-- WHAT TO DO --
Restate the full set of records exactly, word for word.

-- RECORD LIST --

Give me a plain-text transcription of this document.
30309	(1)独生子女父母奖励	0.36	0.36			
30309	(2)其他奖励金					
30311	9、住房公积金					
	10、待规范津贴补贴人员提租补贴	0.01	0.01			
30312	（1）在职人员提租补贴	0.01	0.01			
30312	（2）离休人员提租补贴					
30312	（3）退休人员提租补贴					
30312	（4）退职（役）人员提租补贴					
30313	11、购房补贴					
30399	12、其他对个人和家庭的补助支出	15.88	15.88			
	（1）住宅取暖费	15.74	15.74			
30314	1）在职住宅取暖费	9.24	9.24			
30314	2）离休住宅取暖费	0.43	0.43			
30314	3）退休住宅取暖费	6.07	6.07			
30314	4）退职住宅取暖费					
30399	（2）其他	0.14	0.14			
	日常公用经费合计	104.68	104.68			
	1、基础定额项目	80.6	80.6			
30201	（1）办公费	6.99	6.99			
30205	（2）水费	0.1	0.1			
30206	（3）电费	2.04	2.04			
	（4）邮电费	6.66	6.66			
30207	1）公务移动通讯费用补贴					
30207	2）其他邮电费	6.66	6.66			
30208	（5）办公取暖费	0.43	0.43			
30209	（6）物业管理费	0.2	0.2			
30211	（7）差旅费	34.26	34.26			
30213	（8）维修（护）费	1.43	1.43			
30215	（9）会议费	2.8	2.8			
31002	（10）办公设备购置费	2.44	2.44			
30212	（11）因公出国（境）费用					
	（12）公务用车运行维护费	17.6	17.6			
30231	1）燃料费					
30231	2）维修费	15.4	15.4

-- THE OUTPUT --
Give me a plain-text transcription of this document.
30309	(1)独生子女父母奖励	0.36	0.36			
30309	(2)其他奖励金					
30311	9、住房公积金					
	10、待规范津贴补贴人员提租补贴	0.01	0.01			
30312	（1）在职人员提租补贴	0.01	0.01			
30312	（2）离休人员提租补贴					
30312	（3）退休人员提租补贴					
30312	（4）退职（役）人员提租补贴					
30313	11、购房补贴					
30399	12、其他对个人和家庭的补助支出	15.88	15.88			
	（1）住宅取暖费	15.74	15.74			
30314	1）在职住宅取暖费	9.24	9.24			
30314	2）离休住宅取暖费	0.43	0.43			
30314	3）退休住宅取暖费	6.07	6.07			
30314	4）退职住宅取暖费					
30399	（2）其他	0.14	0.14			
	日常公用经费合计	104.68	104.68			
	1、基础定额项目	80.6	80.6			
30201	（1）办公费	6.99	6.99			
30205	（2）水费	0.1	0.1			
30206	（3）电费	2.04	2.04			
	（4）邮电费	6.66	6.66			
30207	1）公务移动通讯费用补贴					
30207	2）其他邮电费	6.66	6.66			
30208	（5）办公取暖费	0.43	0.43			
30209	（6）物业管理费	0.2	0.2			
30211	（7）差旅费	34.26	34.26			
30213	（8）维修（护）费	1.43	1.43			
30215	（9）会议费	2.8	2.8			
31002	（10）办公设备购置费	2.44	2.44			
30212	（11）因公出国（境）费用					
	（12）公务用车运行维护费	17.6	17.6			
30231	1）燃料费					
30231	2）维修费	15.4	15.4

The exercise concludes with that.